JOB = Set down each record exactly as written.

+++ DATASET RECORDS

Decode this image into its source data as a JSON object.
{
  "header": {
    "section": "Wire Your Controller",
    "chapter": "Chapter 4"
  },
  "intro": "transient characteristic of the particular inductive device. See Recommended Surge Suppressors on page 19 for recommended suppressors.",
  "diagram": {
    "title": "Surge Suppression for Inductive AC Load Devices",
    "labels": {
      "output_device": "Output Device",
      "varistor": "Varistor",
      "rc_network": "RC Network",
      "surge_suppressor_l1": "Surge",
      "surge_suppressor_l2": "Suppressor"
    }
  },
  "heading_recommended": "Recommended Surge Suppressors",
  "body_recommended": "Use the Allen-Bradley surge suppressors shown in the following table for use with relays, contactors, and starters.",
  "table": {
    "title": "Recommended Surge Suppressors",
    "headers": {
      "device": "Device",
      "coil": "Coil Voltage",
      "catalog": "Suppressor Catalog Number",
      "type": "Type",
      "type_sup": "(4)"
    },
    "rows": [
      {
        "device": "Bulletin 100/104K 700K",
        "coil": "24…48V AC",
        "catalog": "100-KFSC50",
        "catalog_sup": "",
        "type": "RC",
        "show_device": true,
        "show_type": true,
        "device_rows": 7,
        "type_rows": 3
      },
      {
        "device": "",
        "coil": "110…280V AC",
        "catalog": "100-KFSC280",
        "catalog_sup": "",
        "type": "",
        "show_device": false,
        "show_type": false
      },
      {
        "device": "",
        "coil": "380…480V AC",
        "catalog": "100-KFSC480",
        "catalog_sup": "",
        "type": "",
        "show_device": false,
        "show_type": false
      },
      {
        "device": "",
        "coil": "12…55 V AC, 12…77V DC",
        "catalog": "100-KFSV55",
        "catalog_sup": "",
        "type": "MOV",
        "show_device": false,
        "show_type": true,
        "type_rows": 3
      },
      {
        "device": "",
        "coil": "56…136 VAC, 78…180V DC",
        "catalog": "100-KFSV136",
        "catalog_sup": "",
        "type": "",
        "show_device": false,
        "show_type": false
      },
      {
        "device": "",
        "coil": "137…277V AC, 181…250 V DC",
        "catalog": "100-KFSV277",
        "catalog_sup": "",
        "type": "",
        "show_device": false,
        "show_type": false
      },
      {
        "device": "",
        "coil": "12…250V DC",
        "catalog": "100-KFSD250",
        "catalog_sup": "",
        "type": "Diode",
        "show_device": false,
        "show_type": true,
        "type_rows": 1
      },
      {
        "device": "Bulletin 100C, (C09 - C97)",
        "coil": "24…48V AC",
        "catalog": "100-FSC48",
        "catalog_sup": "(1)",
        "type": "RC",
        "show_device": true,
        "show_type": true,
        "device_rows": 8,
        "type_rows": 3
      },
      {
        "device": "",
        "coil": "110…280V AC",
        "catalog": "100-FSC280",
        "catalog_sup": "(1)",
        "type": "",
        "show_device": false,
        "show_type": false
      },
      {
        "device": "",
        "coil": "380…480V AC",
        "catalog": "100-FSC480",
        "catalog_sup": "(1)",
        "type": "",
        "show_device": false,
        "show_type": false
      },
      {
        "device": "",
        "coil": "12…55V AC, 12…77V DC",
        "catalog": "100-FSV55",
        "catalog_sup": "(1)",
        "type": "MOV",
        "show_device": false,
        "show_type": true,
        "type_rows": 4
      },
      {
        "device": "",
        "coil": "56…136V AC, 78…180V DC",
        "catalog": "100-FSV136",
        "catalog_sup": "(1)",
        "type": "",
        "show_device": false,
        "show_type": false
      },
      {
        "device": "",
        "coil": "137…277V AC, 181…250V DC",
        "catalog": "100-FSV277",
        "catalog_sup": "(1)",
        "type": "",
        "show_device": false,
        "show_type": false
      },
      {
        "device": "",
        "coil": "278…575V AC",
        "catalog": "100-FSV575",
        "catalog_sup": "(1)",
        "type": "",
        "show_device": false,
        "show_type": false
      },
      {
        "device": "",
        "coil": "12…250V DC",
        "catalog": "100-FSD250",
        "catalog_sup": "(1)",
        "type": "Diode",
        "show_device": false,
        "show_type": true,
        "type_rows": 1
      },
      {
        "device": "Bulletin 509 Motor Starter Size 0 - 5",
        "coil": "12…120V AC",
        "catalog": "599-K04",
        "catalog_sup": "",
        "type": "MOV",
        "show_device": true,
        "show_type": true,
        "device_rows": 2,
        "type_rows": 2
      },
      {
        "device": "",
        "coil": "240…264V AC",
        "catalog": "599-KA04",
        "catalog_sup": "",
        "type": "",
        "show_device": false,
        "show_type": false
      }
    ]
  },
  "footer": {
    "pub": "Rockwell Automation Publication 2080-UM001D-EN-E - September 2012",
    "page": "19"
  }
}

++++++

OUTPUT BELOW =
Decode this image into its source data as a JSON object.
{
  "header": {
    "section": "Wire Your Controller",
    "chapter": "Chapter 4"
  },
  "intro": "transient characteristic of the particular inductive device. See Recommended Surge Suppressors on page 19 for recommended suppressors.",
  "diagram": {
    "title": "Surge Suppression for Inductive AC Load Devices",
    "labels": {
      "output_device": "Output Device",
      "varistor": "Varistor",
      "rc_network": "RC Network",
      "surge_suppressor_l1": "Surge",
      "surge_suppressor_l2": "Suppressor"
    }
  },
  "heading_recommended": "Recommended Surge Suppressors",
  "body_recommended": "Use the Allen-Bradley surge suppressors shown in the following table for use with relays, contactors, and starters.",
  "table": {
    "title": "Recommended Surge Suppressors",
    "headers": {
      "device": "Device",
      "coil": "Coil Voltage",
      "catalog": "Suppressor Catalog Number",
      "type": "Type",
      "type_sup": "(4)"
    },
    "rows": [
      {
        "device": "Bulletin 100/104K 700K",
        "coil": "24…48V AC",
        "catalog": "100-KFSC50",
        "catalog_sup": "",
        "type": "RC",
        "show_device": true,
        "show_type": true,
        "device_rows": 7,
        "type_rows": 3
      },
      {
        "device": "",
        "coil": "110…280V AC",
        "catalog": "100-KFSC280",
        "catalog_sup": "",
        "type": "",
        "show_device": false,
        "show_type": false
      },
      {
        "device": "",
        "coil": "380…480V AC",
        "catalog": "100-KFSC480",
        "catalog_sup": "",
        "type": "",
        "show_device": false,
        "show_type": false
      },
      {
        "device": "",
        "coil": "12…55 V AC, 12…77V DC",
        "catalog": "100-KFSV55",
        "catalog_sup": "",
        "type": "MOV",
        "show_device": false,
        "show_type": true,
        "type_rows": 3
      },
      {
        "device": "",
        "coil": "56…136 VAC, 78…180V DC",
        "catalog": "100-KFSV136",
        "catalog_sup": "",
        "type": "",
        "show_device": false,
        "show_type": false
      },
      {
        "device": "",
        "coil": "137…277V AC, 181…250 V DC",
        "catalog": "100-KFSV277",
        "catalog_sup": "",
        "type": "",
        "show_device": false,
        "show_type": false
      },
      {
        "device": "",
        "coil": "12…250V DC",
        "catalog": "100-KFSD250",
        "catalog_sup": "",
        "type": "Diode",
        "show_device": false,
        "show_type": true,
        "type_rows": 1
      },
      {
        "device": "Bulletin 100C, (C09 - C97)",
        "coil": "24…48V AC",
        "catalog": "100-FSC48",
        "catalog_sup": "(1)",
        "type": "RC",
        "show_device": true,
        "show_type": true,
        "device_rows": 8,
        "type_rows": 3
      },
      {
        "device": "",
        "coil": "110…280V AC",
        "catalog": "100-FSC280",
        "catalog_sup": "(1)",
        "type": "",
        "show_device": false,
        "show_type": false
      },
      {
        "device": "",
        "coil": "380…480V AC",
        "catalog": "100-FSC480",
        "catalog_sup": "(1)",
        "type": "",
        "show_device": false,
        "show_type": false
      },
      {
        "device": "",
        "coil": "12…55V AC, 12…77V DC",
        "catalog": "100-FSV55",
        "catalog_sup": "(1)",
        "type": "MOV",
        "show_device": false,
        "show_type": true,
        "type_rows": 4
      },
      {
        "device": "",
        "coil": "56…136V AC, 78…180V DC",
        "catalog": "100-FSV136",
        "catalog_sup": "(1)",
        "type": "",
        "show_device": false,
        "show_type": false
      },
      {
        "device": "",
        "coil": "137…277V AC, 181…250V DC",
        "catalog": "100-FSV277",
        "catalog_sup": "(1)",
        "type": "",
        "show_device": false,
        "show_type": false
      },
      {
        "device": "",
        "coil": "278…575V AC",
        "catalog": "100-FSV575",
        "catalog_sup": "(1)",
        "type": "",
        "show_device": false,
        "show_type": false
      },
      {
        "device": "",
        "coil": "12…250V DC",
        "catalog": "100-FSD250",
        "catalog_sup": "(1)",
        "type": "Diode",
        "show_device": false,
        "show_type": true,
        "type_rows": 1
      },
      {
        "device": "Bulletin 509 Motor Starter Size 0 - 5",
        "coil": "12…120V AC",
        "catalog": "599-K04",
        "catalog_sup": "",
        "type": "MOV",
        "show_device": true,
        "show_type": true,
        "device_rows": 2,
        "type_rows": 2
      },
      {
        "device": "",
        "coil": "240…264V AC",
        "catalog": "599-KA04",
        "catalog_sup": "",
        "type": "",
        "show_device": false,
        "show_type": false
      }
    ]
  },
  "footer": {
    "pub": "Rockwell Automation Publication 2080-UM001D-EN-E - September 2012",
    "page": "19"
  }
}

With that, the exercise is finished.